Short problem>
Make an exact copy of the listing below.

Data for processing>
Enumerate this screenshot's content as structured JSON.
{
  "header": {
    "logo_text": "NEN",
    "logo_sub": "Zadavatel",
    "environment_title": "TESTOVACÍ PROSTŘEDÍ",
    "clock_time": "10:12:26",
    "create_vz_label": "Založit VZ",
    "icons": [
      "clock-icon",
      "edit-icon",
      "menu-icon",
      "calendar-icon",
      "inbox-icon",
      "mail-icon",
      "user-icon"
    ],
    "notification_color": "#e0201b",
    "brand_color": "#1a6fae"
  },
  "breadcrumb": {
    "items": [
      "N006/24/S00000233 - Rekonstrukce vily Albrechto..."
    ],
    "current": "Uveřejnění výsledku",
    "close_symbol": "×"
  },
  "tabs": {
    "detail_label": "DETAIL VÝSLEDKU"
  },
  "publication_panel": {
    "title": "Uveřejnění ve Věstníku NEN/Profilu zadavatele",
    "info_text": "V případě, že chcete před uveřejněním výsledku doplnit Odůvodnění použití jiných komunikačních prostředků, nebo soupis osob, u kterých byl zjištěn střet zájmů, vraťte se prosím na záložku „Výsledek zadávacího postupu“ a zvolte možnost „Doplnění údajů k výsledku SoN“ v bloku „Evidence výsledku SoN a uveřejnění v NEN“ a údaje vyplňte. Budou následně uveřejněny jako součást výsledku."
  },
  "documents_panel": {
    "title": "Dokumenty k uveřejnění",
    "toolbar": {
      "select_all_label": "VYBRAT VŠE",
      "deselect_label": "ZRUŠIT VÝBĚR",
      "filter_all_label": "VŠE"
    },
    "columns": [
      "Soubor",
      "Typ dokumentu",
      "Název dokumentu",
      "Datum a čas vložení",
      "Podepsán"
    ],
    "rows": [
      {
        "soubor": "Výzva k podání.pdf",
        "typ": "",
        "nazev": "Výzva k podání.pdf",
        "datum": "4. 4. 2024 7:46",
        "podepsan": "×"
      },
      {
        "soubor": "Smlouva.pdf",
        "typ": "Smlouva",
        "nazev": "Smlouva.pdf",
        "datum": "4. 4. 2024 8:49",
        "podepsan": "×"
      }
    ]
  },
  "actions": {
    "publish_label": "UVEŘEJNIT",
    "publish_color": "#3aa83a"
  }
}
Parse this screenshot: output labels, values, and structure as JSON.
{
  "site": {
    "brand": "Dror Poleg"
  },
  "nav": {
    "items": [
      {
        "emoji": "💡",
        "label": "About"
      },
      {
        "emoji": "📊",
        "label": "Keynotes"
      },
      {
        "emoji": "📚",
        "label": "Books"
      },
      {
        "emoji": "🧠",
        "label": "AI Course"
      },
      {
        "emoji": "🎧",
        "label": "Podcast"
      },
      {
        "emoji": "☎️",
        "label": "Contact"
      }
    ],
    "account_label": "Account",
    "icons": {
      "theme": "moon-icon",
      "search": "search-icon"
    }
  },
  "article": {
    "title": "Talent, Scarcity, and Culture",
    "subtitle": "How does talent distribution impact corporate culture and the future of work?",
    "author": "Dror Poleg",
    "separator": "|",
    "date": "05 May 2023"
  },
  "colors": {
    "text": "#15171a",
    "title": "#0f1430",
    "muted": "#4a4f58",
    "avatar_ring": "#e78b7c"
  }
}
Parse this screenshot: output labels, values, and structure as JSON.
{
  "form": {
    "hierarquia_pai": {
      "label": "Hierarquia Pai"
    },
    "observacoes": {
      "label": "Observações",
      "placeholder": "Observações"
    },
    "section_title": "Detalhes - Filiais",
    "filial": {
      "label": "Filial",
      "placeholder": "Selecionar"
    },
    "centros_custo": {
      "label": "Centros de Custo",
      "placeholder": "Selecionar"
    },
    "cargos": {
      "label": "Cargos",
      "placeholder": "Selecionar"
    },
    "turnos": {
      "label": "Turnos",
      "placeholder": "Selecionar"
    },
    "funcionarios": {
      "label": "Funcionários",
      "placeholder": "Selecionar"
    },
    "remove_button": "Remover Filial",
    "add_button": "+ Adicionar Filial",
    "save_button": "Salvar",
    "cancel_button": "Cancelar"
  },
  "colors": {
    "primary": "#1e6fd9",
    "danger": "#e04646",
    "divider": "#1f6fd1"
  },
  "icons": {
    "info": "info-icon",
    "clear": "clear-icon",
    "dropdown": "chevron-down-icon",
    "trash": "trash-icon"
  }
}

Response to this task>
Enumerate this screenshot's content as structured JSON.
{
  "header": {
    "logo_text": "NEN",
    "logo_sub": "Zadavatel",
    "environment_title": "TESTOVACÍ PROSTŘEDÍ",
    "clock_time": "10:12:26",
    "create_vz_label": "Založit VZ",
    "icons": [
      "clock-icon",
      "edit-icon",
      "menu-icon",
      "calendar-icon",
      "inbox-icon",
      "mail-icon",
      "user-icon"
    ],
    "notification_color": "#e0201b",
    "brand_color": "#1a6fae"
  },
  "breadcrumb": {
    "items": [
      "N006/24/S00000233 - Rekonstrukce vily Albrechto..."
    ],
    "current": "Uveřejnění výsledku",
    "close_symbol": "×"
  },
  "tabs": {
    "detail_label": "DETAIL VÝSLEDKU"
  },
  "publication_panel": {
    "title": "Uveřejnění ve Věstníku NEN/Profilu zadavatele",
    "info_text": "V případě, že chcete před uveřejněním výsledku doplnit Odůvodnění použití jiných komunikačních prostředků, nebo soupis osob, u kterých byl zjištěn střet zájmů, vraťte se prosím na záložku „Výsledek zadávacího postupu“ a zvolte možnost „Doplnění údajů k výsledku SoN“ v bloku „Evidence výsledku SoN a uveřejnění v NEN“ a údaje vyplňte. Budou následně uveřejněny jako součást výsledku."
  },
  "documents_panel": {
    "title": "Dokumenty k uveřejnění",
    "toolbar": {
      "select_all_label": "VYBRAT VŠE",
      "deselect_label": "ZRUŠIT VÝBĚR",
      "filter_all_label": "VŠE"
    },
    "columns": [
      "Soubor",
      "Typ dokumentu",
      "Název dokumentu",
      "Datum a čas vložení",
      "Podepsán"
    ],
    "rows": [
      {
        "soubor": "Výzva k podání.pdf",
        "typ": "",
        "nazev": "Výzva k podání.pdf",
        "datum": "4. 4. 2024 7:46",
        "podepsan": "×"
      },
      {
        "soubor": "Smlouva.pdf",
        "typ": "Smlouva",
        "nazev": "Smlouva.pdf",
        "datum": "4. 4. 2024 8:49",
        "podepsan": "×"
      }
    ]
  },
  "actions": {
    "publish_label": "UVEŘEJNIT",
    "publish_color": "#3aa83a"
  }
}
Parse this screenshot: output labels, values, and structure as JSON.
{
  "site": {
    "brand": "Dror Poleg"
  },
  "nav": {
    "items": [
      {
        "emoji": "💡",
        "label": "About"
      },
      {
        "emoji": "📊",
        "label": "Keynotes"
      },
      {
        "emoji": "📚",
        "label": "Books"
      },
      {
        "emoji": "🧠",
        "label": "AI Course"
      },
      {
        "emoji": "🎧",
        "label": "Podcast"
      },
      {
        "emoji": "☎️",
        "label": "Contact"
      }
    ],
    "account_label": "Account",
    "icons": {
      "theme": "moon-icon",
      "search": "search-icon"
    }
  },
  "article": {
    "title": "Talent, Scarcity, and Culture",
    "subtitle": "How does talent distribution impact corporate culture and the future of work?",
    "author": "Dror Poleg",
    "separator": "|",
    "date": "05 May 2023"
  },
  "colors": {
    "text": "#15171a",
    "title": "#0f1430",
    "muted": "#4a4f58",
    "avatar_ring": "#e78b7c"
  }
}
Parse this screenshot: output labels, values, and structure as JSON.
{
  "form": {
    "hierarquia_pai": {
      "label": "Hierarquia Pai"
    },
    "observacoes": {
      "label": "Observações",
      "placeholder": "Observações"
    },
    "section_title": "Detalhes - Filiais",
    "filial": {
      "label": "Filial",
      "placeholder": "Selecionar"
    },
    "centros_custo": {
      "label": "Centros de Custo",
      "placeholder": "Selecionar"
    },
    "cargos": {
      "label": "Cargos",
      "placeholder": "Selecionar"
    },
    "turnos": {
      "label": "Turnos",
      "placeholder": "Selecionar"
    },
    "funcionarios": {
      "label": "Funcionários",
      "placeholder": "Selecionar"
    },
    "remove_button": "Remover Filial",
    "add_button": "+ Adicionar Filial",
    "save_button": "Salvar",
    "cancel_button": "Cancelar"
  },
  "colors": {
    "primary": "#1e6fd9",
    "danger": "#e04646",
    "divider": "#1f6fd1"
  },
  "icons": {
    "info": "info-icon",
    "clear": "clear-icon",
    "dropdown": "chevron-down-icon",
    "trash": "trash-icon"
  }
}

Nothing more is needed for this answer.